(Items listed in a dataset)
━━━━━━

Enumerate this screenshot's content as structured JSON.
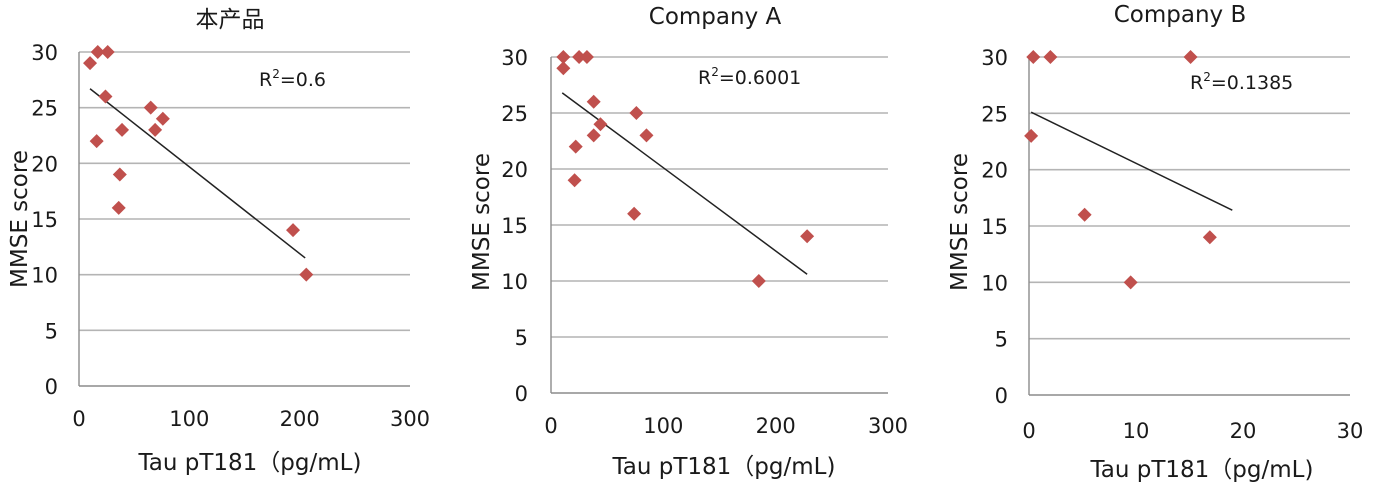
{
  "chart_data": [
    {
      "type": "scatter",
      "title": "本产品",
      "xlabel": "Tau pT181（pg/mL)",
      "ylabel": "MMSE score",
      "xlim": [
        0,
        300
      ],
      "ylim": [
        0,
        30
      ],
      "xticks": [
        0,
        100,
        200,
        300
      ],
      "yticks": [
        0,
        5,
        10,
        15,
        20,
        25,
        30
      ],
      "r2_prefix": "R",
      "r2_sup": "2",
      "r2_value": "=0.6",
      "color": "#C0504D",
      "trendline": {
        "x": [
          10,
          205
        ],
        "y": [
          26.7,
          11.5
        ]
      },
      "points": [
        {
          "x": 10,
          "y": 29
        },
        {
          "x": 17,
          "y": 30
        },
        {
          "x": 26,
          "y": 30
        },
        {
          "x": 24,
          "y": 26
        },
        {
          "x": 16,
          "y": 22
        },
        {
          "x": 39,
          "y": 23
        },
        {
          "x": 37,
          "y": 19
        },
        {
          "x": 36,
          "y": 16
        },
        {
          "x": 65,
          "y": 25
        },
        {
          "x": 69,
          "y": 23
        },
        {
          "x": 76,
          "y": 24
        },
        {
          "x": 194,
          "y": 14
        },
        {
          "x": 206,
          "y": 10
        }
      ]
    },
    {
      "type": "scatter",
      "title": "Company A",
      "xlabel": "Tau pT181（pg/mL)",
      "ylabel": "MMSE score",
      "xlim": [
        0,
        300
      ],
      "ylim": [
        0,
        30
      ],
      "xticks": [
        0,
        100,
        200,
        300
      ],
      "yticks": [
        0,
        5,
        10,
        15,
        20,
        25,
        30
      ],
      "r2_prefix": "R",
      "r2_sup": "2",
      "r2_value": "=0.6001",
      "color": "#C0504D",
      "trendline": {
        "x": [
          10,
          228
        ],
        "y": [
          26.8,
          10.6
        ]
      },
      "points": [
        {
          "x": 11,
          "y": 30
        },
        {
          "x": 11,
          "y": 29
        },
        {
          "x": 25,
          "y": 30
        },
        {
          "x": 32,
          "y": 30
        },
        {
          "x": 38,
          "y": 26
        },
        {
          "x": 44,
          "y": 24
        },
        {
          "x": 38,
          "y": 23
        },
        {
          "x": 22,
          "y": 22
        },
        {
          "x": 21,
          "y": 19
        },
        {
          "x": 74,
          "y": 16
        },
        {
          "x": 76,
          "y": 25
        },
        {
          "x": 85,
          "y": 23
        },
        {
          "x": 185,
          "y": 10
        },
        {
          "x": 228,
          "y": 14
        }
      ]
    },
    {
      "type": "scatter",
      "title": "Company B",
      "xlabel": "Tau pT181（pg/mL)",
      "ylabel": "MMSE score",
      "xlim": [
        0,
        30
      ],
      "ylim": [
        0,
        30
      ],
      "xticks": [
        0,
        10,
        20,
        30
      ],
      "yticks": [
        0,
        5,
        10,
        15,
        20,
        25,
        30
      ],
      "r2_prefix": "R",
      "r2_sup": "2",
      "r2_value": "=0.1385",
      "color": "#C0504D",
      "trendline": {
        "x": [
          0.2,
          19
        ],
        "y": [
          25.1,
          16.4
        ]
      },
      "points": [
        {
          "x": 0.2,
          "y": 23
        },
        {
          "x": 0.4,
          "y": 30
        },
        {
          "x": 2.0,
          "y": 30
        },
        {
          "x": 5.2,
          "y": 16
        },
        {
          "x": 9.5,
          "y": 10
        },
        {
          "x": 15.1,
          "y": 30
        },
        {
          "x": 16.9,
          "y": 14
        }
      ]
    }
  ]
}
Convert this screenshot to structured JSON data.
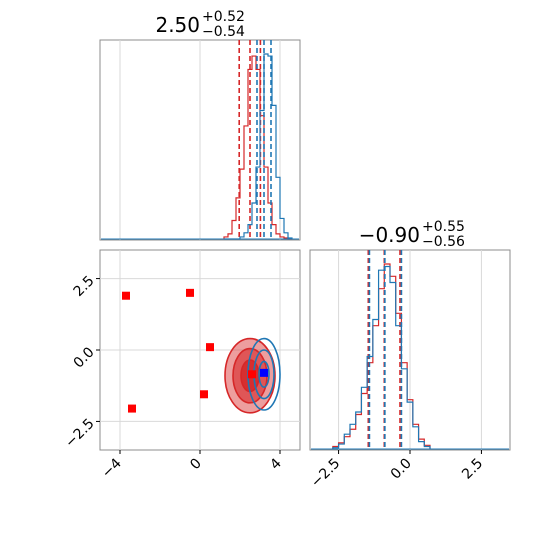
{
  "chart_data": [
    {
      "type": "histogram",
      "panel": "marginal-x",
      "title": {
        "value": "2.50",
        "upper": "+0.52",
        "lower": "−0.54"
      },
      "xlim": [
        -5,
        5
      ],
      "grid": true,
      "bins": [
        1.2,
        1.4,
        1.6,
        1.8,
        2.0,
        2.2,
        2.4,
        2.6,
        2.8,
        3.0,
        3.2,
        3.4,
        3.6,
        3.8,
        4.0,
        4.2,
        4.4,
        4.6
      ],
      "series": [
        {
          "color": "#d62728",
          "counts": [
            2,
            5,
            18,
            40,
            68,
            110,
            165,
            178,
            165,
            120,
            70,
            35,
            14,
            5,
            2,
            1,
            0
          ],
          "quantile_lines": [
            1.96,
            2.5,
            3.02
          ]
        },
        {
          "color": "#1f77b4",
          "counts": [
            0,
            0,
            0,
            0,
            2,
            6,
            14,
            35,
            70,
            125,
            180,
            178,
            130,
            60,
            20,
            6,
            1
          ],
          "quantile_lines": [
            2.85,
            3.2,
            3.55
          ]
        }
      ]
    },
    {
      "type": "histogram",
      "panel": "marginal-y",
      "title": {
        "value": "−0.90",
        "upper": "+0.55",
        "lower": "−0.56"
      },
      "xlim": [
        -3.5,
        3.5
      ],
      "xticks": [
        "−2.5",
        "0.0",
        "2.5"
      ],
      "grid": true,
      "bins": [
        -2.7,
        -2.5,
        -2.3,
        -2.1,
        -1.9,
        -1.7,
        -1.5,
        -1.3,
        -1.1,
        -0.9,
        -0.7,
        -0.5,
        -0.3,
        -0.1,
        0.1,
        0.3,
        0.5,
        0.7
      ],
      "series": [
        {
          "color": "#d62728",
          "counts": [
            2,
            5,
            10,
            16,
            28,
            45,
            70,
            100,
            130,
            150,
            140,
            110,
            70,
            40,
            20,
            8,
            3
          ],
          "quantile_lines": [
            -1.46,
            -0.9,
            -0.35
          ]
        },
        {
          "color": "#1f77b4",
          "counts": [
            1,
            4,
            12,
            20,
            30,
            50,
            75,
            105,
            145,
            148,
            135,
            100,
            65,
            38,
            18,
            6,
            2
          ],
          "quantile_lines": [
            -1.42,
            -0.88,
            -0.3
          ]
        }
      ]
    },
    {
      "type": "scatter",
      "panel": "joint",
      "xlim": [
        -5,
        5
      ],
      "ylim": [
        -3.5,
        3.5
      ],
      "xticks": [
        "−4",
        "0",
        "4"
      ],
      "yticks": [
        "−2.5",
        "0.0",
        "2.5"
      ],
      "grid": true,
      "markers": [
        {
          "x": -3.7,
          "y": 1.9,
          "color": "#ff0000"
        },
        {
          "x": -0.5,
          "y": 2.0,
          "color": "#ff0000"
        },
        {
          "x": 0.5,
          "y": 0.1,
          "color": "#ff0000"
        },
        {
          "x": 0.2,
          "y": -1.55,
          "color": "#ff0000"
        },
        {
          "x": -3.4,
          "y": -2.05,
          "color": "#ff0000"
        },
        {
          "x": 2.6,
          "y": -0.85,
          "color": "#ff0000"
        },
        {
          "x": 3.2,
          "y": -0.8,
          "color": "#0000ff"
        }
      ],
      "contours": [
        {
          "color": "#d62728",
          "center": [
            2.5,
            -0.9
          ],
          "levels": [
            {
              "rx": 1.25,
              "ry": 1.3,
              "opacity": 0.45
            },
            {
              "rx": 0.85,
              "ry": 0.95,
              "opacity": 0.6
            },
            {
              "rx": 0.45,
              "ry": 0.55,
              "opacity": 0.85
            }
          ]
        },
        {
          "color": "#1f77b4",
          "center": [
            3.2,
            -0.85
          ],
          "levels": [
            {
              "rx": 0.8,
              "ry": 1.25
            },
            {
              "rx": 0.5,
              "ry": 0.85
            },
            {
              "rx": 0.25,
              "ry": 0.45
            }
          ]
        }
      ]
    }
  ]
}
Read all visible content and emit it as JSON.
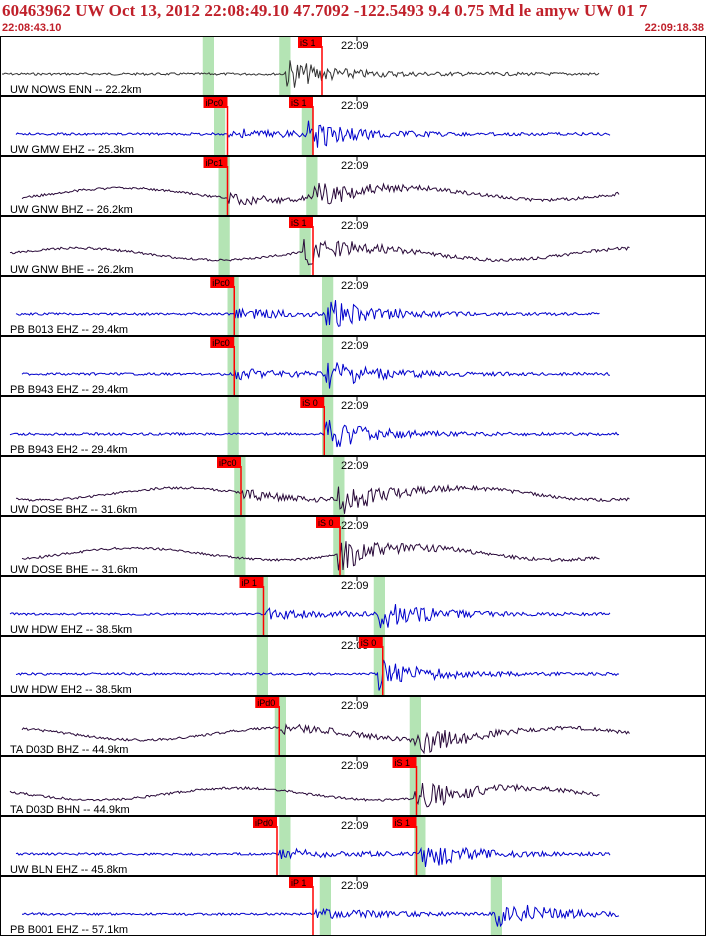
{
  "header": {
    "title": "60463962 UW Oct 13, 2012 22:08:49.10   47.7092 -122.5493  9.4 0.75 Md le amyw UW 01   7",
    "start_time": "22:08:43.10",
    "end_time": "22:09:18.38"
  },
  "colors": {
    "header_text": "#c0202a",
    "pick_box": "#ff0000",
    "window_band": "#b4e4b4",
    "trace_blue": "#0000cc",
    "trace_dark": "#2a0a3a",
    "trace_gray": "#333333"
  },
  "chart_data": {
    "type": "seismogram",
    "x_axis": {
      "unit": "time",
      "start": "22:08:43.10",
      "end": "22:09:18.38",
      "tick_label": "22:09"
    },
    "traces": [
      {
        "label": "UW NOWS ENN -- 22.2km",
        "color": "gray",
        "picks": [
          {
            "label": "iS 1",
            "t": 15.2
          }
        ],
        "bands": [
          {
            "from": 9.9,
            "to": 10.4
          },
          {
            "from": 13.3,
            "to": 13.8
          }
        ]
      },
      {
        "label": "UW GMW EHZ -- 25.3km",
        "color": "blue",
        "picks": [
          {
            "label": "iPc0",
            "t": 11.0
          },
          {
            "label": "iS 1",
            "t": 14.8
          }
        ],
        "bands": [
          {
            "from": 10.4,
            "to": 10.9
          },
          {
            "from": 14.3,
            "to": 14.8
          }
        ]
      },
      {
        "label": "UW GNW BHZ -- 26.2km",
        "color": "dark",
        "picks": [
          {
            "label": "iPc1",
            "t": 11.0
          }
        ],
        "bands": [
          {
            "from": 10.6,
            "to": 11.1
          },
          {
            "from": 14.5,
            "to": 15.0
          }
        ]
      },
      {
        "label": "UW GNW BHE -- 26.2km",
        "color": "dark",
        "picks": [
          {
            "label": "iS 1",
            "t": 14.8
          }
        ],
        "bands": [
          {
            "from": 10.6,
            "to": 11.1
          },
          {
            "from": 14.2,
            "to": 14.7
          }
        ]
      },
      {
        "label": "PB B013 EHZ -- 29.4km",
        "color": "blue",
        "picks": [
          {
            "label": "iPc0",
            "t": 11.3
          }
        ],
        "bands": [
          {
            "from": 11.0,
            "to": 11.5
          },
          {
            "from": 15.2,
            "to": 15.7
          }
        ]
      },
      {
        "label": "PB B943 EHZ -- 29.4km",
        "color": "blue",
        "picks": [
          {
            "label": "iPc0",
            "t": 11.3
          }
        ],
        "bands": [
          {
            "from": 11.0,
            "to": 11.5
          },
          {
            "from": 15.2,
            "to": 15.7
          }
        ]
      },
      {
        "label": "PB B943 EH2 -- 29.4km",
        "color": "blue",
        "picks": [
          {
            "label": "iS 0",
            "t": 15.3
          }
        ],
        "bands": [
          {
            "from": 11.0,
            "to": 11.5
          },
          {
            "from": 15.2,
            "to": 15.7
          }
        ]
      },
      {
        "label": "UW DOSE BHZ -- 31.6km",
        "color": "dark",
        "picks": [
          {
            "label": "iPc0",
            "t": 11.6
          }
        ],
        "bands": [
          {
            "from": 11.3,
            "to": 11.8
          },
          {
            "from": 15.7,
            "to": 16.2
          }
        ]
      },
      {
        "label": "UW DOSE BHE -- 31.6km",
        "color": "dark",
        "picks": [
          {
            "label": "iS 0",
            "t": 16.0
          }
        ],
        "bands": [
          {
            "from": 11.3,
            "to": 11.8
          },
          {
            "from": 15.7,
            "to": 16.2
          }
        ]
      },
      {
        "label": "UW HDW EHZ -- 38.5km",
        "color": "blue",
        "picks": [
          {
            "label": "iP 1",
            "t": 12.6
          }
        ],
        "bands": [
          {
            "from": 12.3,
            "to": 12.8
          },
          {
            "from": 17.5,
            "to": 18.0
          }
        ]
      },
      {
        "label": "UW HDW EH2 -- 38.5km",
        "color": "blue",
        "picks": [
          {
            "label": "iS 0",
            "t": 17.9
          }
        ],
        "bands": [
          {
            "from": 12.3,
            "to": 12.8
          },
          {
            "from": 17.5,
            "to": 18.0
          }
        ]
      },
      {
        "label": "TA D03D BHZ -- 44.9km",
        "color": "dark",
        "picks": [
          {
            "label": "iPd0",
            "t": 13.3
          }
        ],
        "bands": [
          {
            "from": 13.1,
            "to": 13.6
          },
          {
            "from": 19.1,
            "to": 19.6
          }
        ]
      },
      {
        "label": "TA D03D BHN -- 44.9km",
        "color": "dark",
        "picks": [
          {
            "label": "iS 1",
            "t": 19.4
          }
        ],
        "bands": [
          {
            "from": 13.1,
            "to": 13.6
          },
          {
            "from": 19.1,
            "to": 19.6
          }
        ]
      },
      {
        "label": "UW BLN EHZ -- 45.8km",
        "color": "blue",
        "picks": [
          {
            "label": "iPd0",
            "t": 13.2
          },
          {
            "label": "iS 1",
            "t": 19.4
          }
        ],
        "bands": [
          {
            "from": 13.3,
            "to": 13.8
          },
          {
            "from": 19.3,
            "to": 19.8
          }
        ]
      },
      {
        "label": "PB B001 EHZ -- 57.1km",
        "color": "blue",
        "picks": [
          {
            "label": "iP 1",
            "t": 14.8
          }
        ],
        "bands": [
          {
            "from": 15.1,
            "to": 15.6
          },
          {
            "from": 22.7,
            "to": 23.2
          }
        ]
      }
    ]
  }
}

━━━━━━

- WHAT TO PRODUCE
State, as a number only, how many lines in the entries include "title".

- THE OUTPUT
6